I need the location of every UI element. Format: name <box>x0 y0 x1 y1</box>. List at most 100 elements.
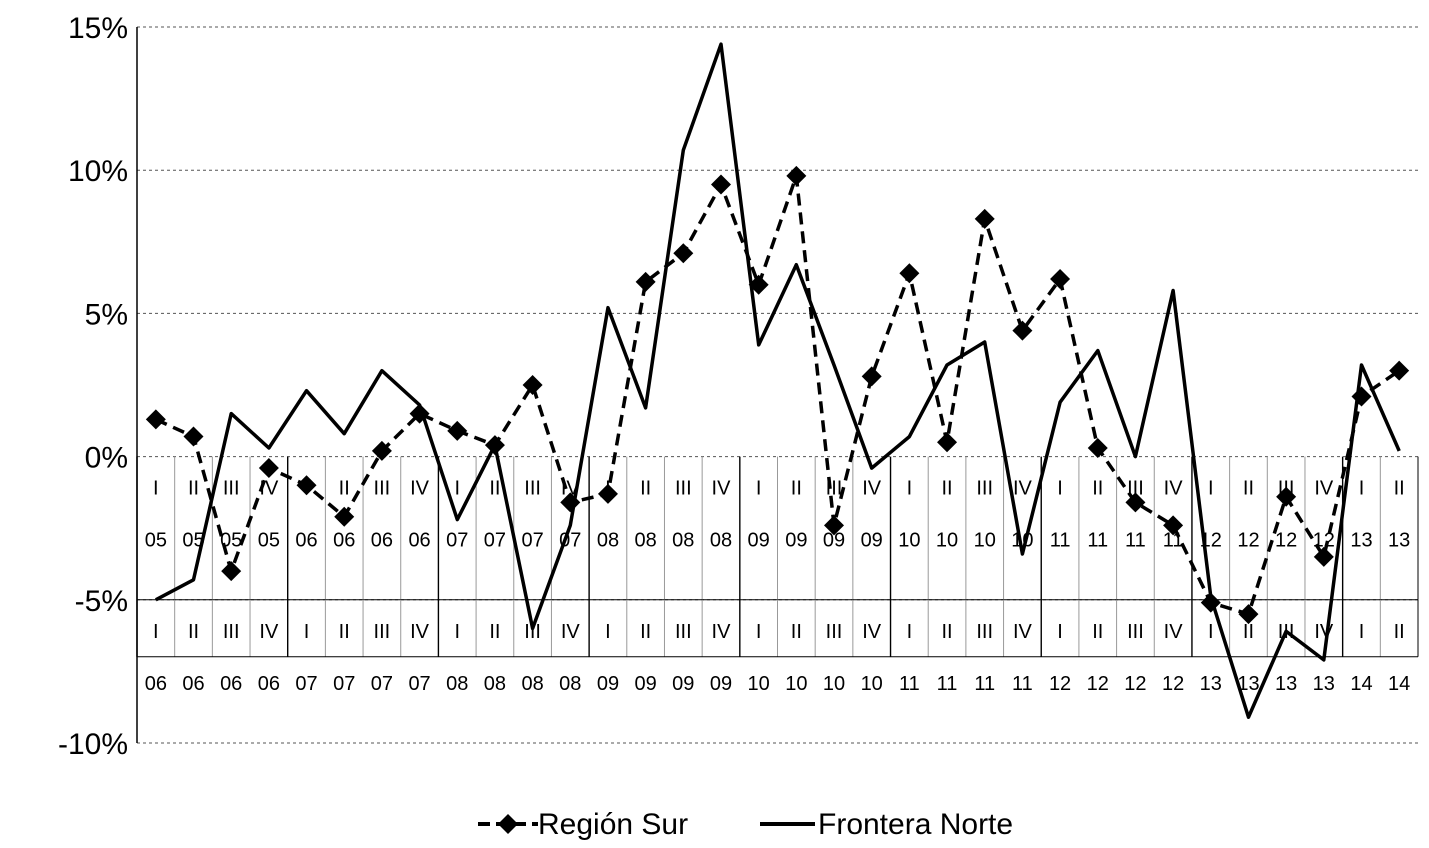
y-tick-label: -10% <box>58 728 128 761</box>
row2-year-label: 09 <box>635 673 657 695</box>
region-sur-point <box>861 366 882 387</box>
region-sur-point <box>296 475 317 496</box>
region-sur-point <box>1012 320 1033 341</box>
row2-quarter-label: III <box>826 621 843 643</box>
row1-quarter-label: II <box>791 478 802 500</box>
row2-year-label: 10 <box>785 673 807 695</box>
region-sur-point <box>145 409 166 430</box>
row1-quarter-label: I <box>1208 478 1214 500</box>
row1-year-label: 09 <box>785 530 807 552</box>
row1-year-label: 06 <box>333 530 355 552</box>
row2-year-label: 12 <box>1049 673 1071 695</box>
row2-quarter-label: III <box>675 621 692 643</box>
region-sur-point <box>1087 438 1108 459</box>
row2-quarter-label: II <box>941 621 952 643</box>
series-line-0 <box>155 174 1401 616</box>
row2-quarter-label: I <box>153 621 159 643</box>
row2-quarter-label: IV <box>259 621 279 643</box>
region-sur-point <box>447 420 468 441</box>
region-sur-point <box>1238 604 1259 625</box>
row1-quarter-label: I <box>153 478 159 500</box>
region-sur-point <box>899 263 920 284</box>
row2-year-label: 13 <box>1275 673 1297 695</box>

=-=-=-=-=

What the task asks:
Rename "region-sur-point" to "region-south-point" throughout the entries above. Reproduce the entries otherwise unchanged, leaving out the picture.

Exercise response:
I need the location of every UI element. Format: name <box>x0 y0 x1 y1</box>. List at most 100 elements.
y-tick-label: -10% <box>58 728 128 761</box>
row2-year-label: 09 <box>635 673 657 695</box>
region-south-point <box>861 366 882 387</box>
region-south-point <box>296 475 317 496</box>
region-south-point <box>1012 320 1033 341</box>
row2-quarter-label: III <box>826 621 843 643</box>
row1-quarter-label: II <box>791 478 802 500</box>
row2-year-label: 10 <box>785 673 807 695</box>
region-south-point <box>145 409 166 430</box>
row1-quarter-label: I <box>1208 478 1214 500</box>
row1-year-label: 09 <box>785 530 807 552</box>
row1-year-label: 06 <box>333 530 355 552</box>
row2-year-label: 12 <box>1049 673 1071 695</box>
row2-quarter-label: III <box>675 621 692 643</box>
region-south-point <box>1087 438 1108 459</box>
row2-quarter-label: II <box>941 621 952 643</box>
series-line-0 <box>155 174 1401 616</box>
row2-quarter-label: I <box>153 621 159 643</box>
row2-quarter-label: IV <box>259 621 279 643</box>
region-south-point <box>447 420 468 441</box>
region-south-point <box>1238 604 1259 625</box>
row1-quarter-label: I <box>153 478 159 500</box>
region-south-point <box>899 263 920 284</box>
row2-year-label: 13 <box>1275 673 1297 695</box>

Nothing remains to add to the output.